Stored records
********************
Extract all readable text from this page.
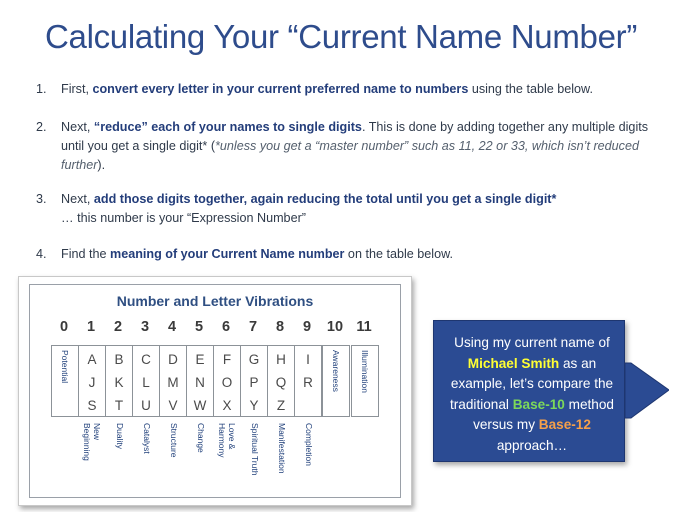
Calculating Your “Current Name Number”
1. First, convert every letter in your current preferred name to numbers using the table below.
2. Next, “reduce” each of your names to single digits. This is done by adding together any multiple digits until you get a single digit* (*unless you get a “master number” such as 11, 22 or 33, which isn’t reduced further).
3. Next, add those digits together, again reducing the total until you get a single digit*
… this number is your “Expression Number”
4. Find the meaning of your Current Name number on the table below.
Number and Letter Vibrations
0
Potential
1
A
J
S
New
Beginning
2
B
K
T
Duality
3
C
L
U
Catalyst
4
D
M
V
Structure
5
E
N
W
Change
6
F
O
X
Love &
Harmony
7
G
P
Y
Spiritual Truth
8
H
Q
Z
Manifestation
9
I
R
Completion
10
Awareness
11
Illumination
Using my current name of Michael Smith as an example, let’s compare the traditional Base-10 method versus my Base-12 approach…
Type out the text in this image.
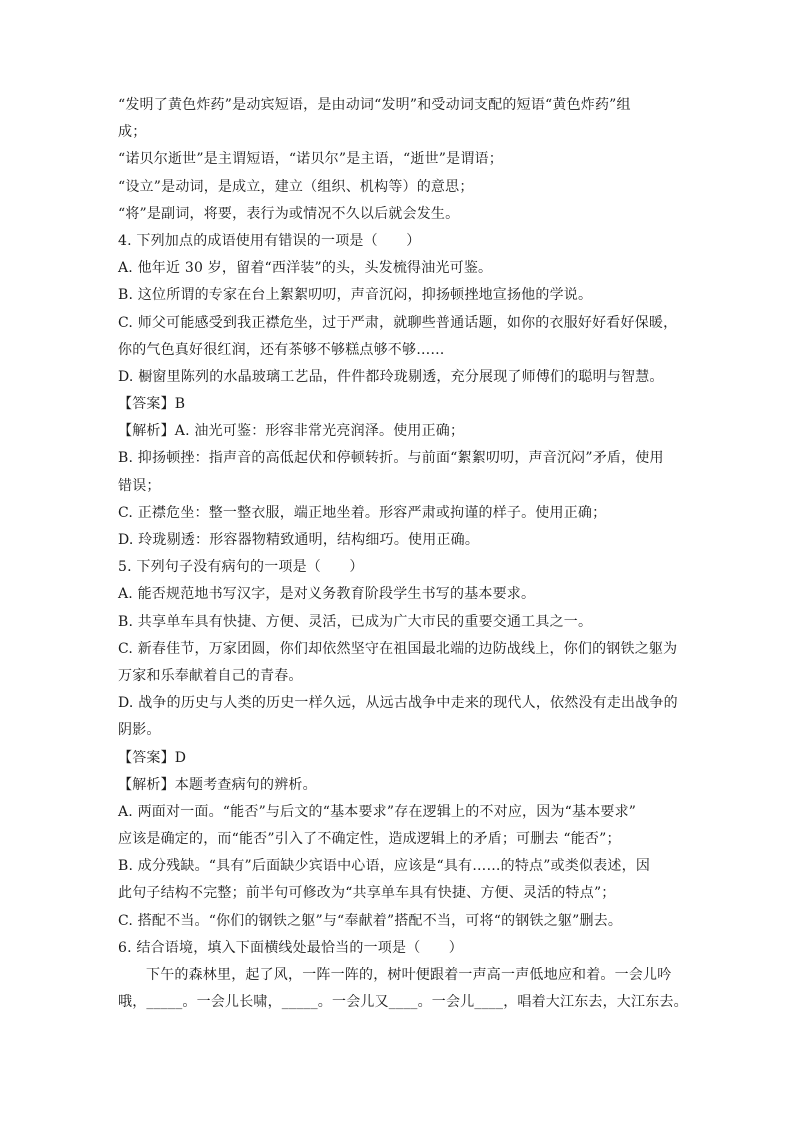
“发明了黄色炸药”是动宾短语，是由动词“发明”和受动词支配的短语“黄色炸药”组
成；
“诺贝尔逝世”是主谓短语，“诺贝尔”是主语，“逝世”是谓语；
“设立”是动词，是成立，建立（组织、机构等）的意思；
“将”是副词，将要，表行为或情况不久以后就会发生。
4. 下列加点的成语使用有错误的一项是（　　）
A. 他年近 30 岁，留着“西洋装”的头，头发梳得油光可鉴。
B. 这位所谓的专家在台上絮絮叨叨，声音沉闷，抑扬顿挫地宣扬他的学说。
C. 师父可能感受到我正襟危坐，过于严肃，就聊些普通话题，如你的衣服好好看好保暖，
你的气色真好很红润，还有茶够不够糕点够不够……
D. 橱窗里陈列的水晶玻璃工艺品，件件都玲珑剔透，充分展现了师傅们的聪明与智慧。
【答案】B
【解析】A. 油光可鉴：形容非常光亮润泽。使用正确；
B. 抑扬顿挫：指声音的高低起伏和停顿转折。与前面“絮絮叨叨，声音沉闷”矛盾，使用
错误；
C. 正襟危坐：整一整衣服，端正地坐着。形容严肃或拘谨的样子。使用正确；
D. 玲珑剔透：形容器物精致通明，结构细巧。使用正确。
5. 下列句子没有病句的一项是（　　）
A. 能否规范地书写汉字，是对义务教育阶段学生书写的基本要求。
B. 共享单车具有快捷、方便、灵活，已成为广大市民的重要交通工具之一。
C. 新春佳节，万家团圆，你们却依然坚守在祖国最北端的边防战线上，你们的钢铁之躯为
万家和乐奉献着自己的青春。
D. 战争的历史与人类的历史一样久远，从远古战争中走来的现代人，依然没有走出战争的
阴影。
【答案】D
【解析】本题考查病句的辨析。
A. 两面对一面。“能否”与后文的“基本要求”存在逻辑上的不对应，因为“基本要求”
应该是确定的，而“能否”引入了不确定性，造成逻辑上的矛盾；可删去 “能否”；
B. 成分残缺。“具有”后面缺少宾语中心语，应该是“具有……的特点”或类似表述，因
此句子结构不完整；前半句可修改为“共享单车具有快捷、方便、灵活的特点”；
C. 搭配不当。“你们的钢铁之躯”与“奉献着”搭配不当，可将“的钢铁之躯”删去。
6. 结合语境，填入下面横线处最恰当的一项是（　　）
下午的森林里，起了风，一阵一阵的，树叶便跟着一声高一声低地应和着。一会儿吟
哦，_____。一会儿长啸，_____。一会儿又____。一会儿____，唱着大江东去，大江东去。
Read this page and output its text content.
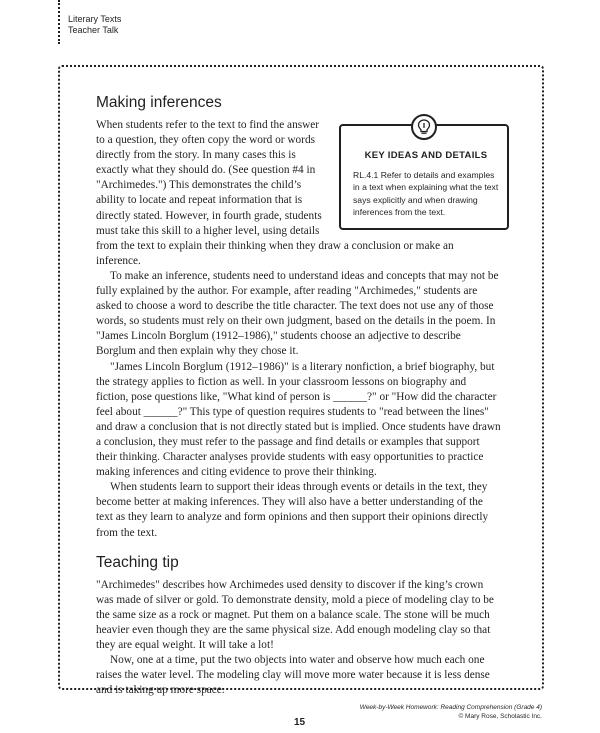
Literary Texts
Teacher Talk
Making inferences
KEY IDEAS AND DETAILS
RL.4.1 Refer to details and examples in a text when explaining what the text says explicitly and when drawing inferences from the text.

When students refer to the text to find the answer to a question, they often copy the word or words directly from the story. In many cases this is exactly what they should do. (See question #4 in "Archimedes.") This demonstrates the child’s ability to locate and repeat information that is directly stated. However, in fourth grade, students must take this skill to a higher level, using details from the text to explain their thinking when they draw a conclusion or make an inference.

To make an inference, students need to understand ideas and concepts that may not be fully explained by the author. For example, after reading "Archimedes," students are asked to choose a word to describe the title character. The text does not use any of those words, so students must rely on their own judgment, based on the details in the poem. In "James Lincoln Borglum (1912–1986)," students choose an adjective to describe Borglum and then explain why they chose it.

"James Lincoln Borglum (1912–1986)" is a literary nonfiction, a brief biography, but the strategy applies to fiction as well. In your classroom lessons on biography and fiction, pose questions like, "What kind of person is ______?" or "How did the character feel about ______?" This type of question requires students to "read between the lines" and draw a conclusion that is not directly stated but is implied. Once students have drawn a conclusion, they must refer to the passage and find details or examples that support their thinking. Character analyses provide students with easy opportunities to practice making inferences and citing evidence to prove their thinking.

When students learn to support their ideas through events or details in the text, they become better at making inferences. They will also have a better understanding of the text as they learn to analyze and form opinions and then support their opinions directly from the text.

Teaching tip

"Archimedes" describes how Archimedes used density to discover if the king’s crown was made of silver or gold. To demonstrate density, mold a piece of modeling clay to be the same size as a rock or magnet. Put them on a balance scale. The stone will be much heavier even though they are the same physical size. Add enough modeling clay so that they are equal weight. It will take a lot!

Now, one at a time, put the two objects into water and observe how much each one raises the water level. The modeling clay will move more water because it is less dense and is taking up more space.

15
Week-by-Week Homework: Reading Comprehension (Grade 4)
© Mary Rose, Scholastic Inc.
********************
> [Given instruction] Gather every line from the listing above in which the word "声音沉闷" appears.

> [Answer to this exercise]
B. 这位所谓的专家在台上絮絮叨叨，声音沉闷，抑扬顿挫地宣扬他的学说。
B. 抑扬顿挫：指声音的高低起伏和停顿转折。与前面“絮絮叨叨，声音沉闷”矛盾，使用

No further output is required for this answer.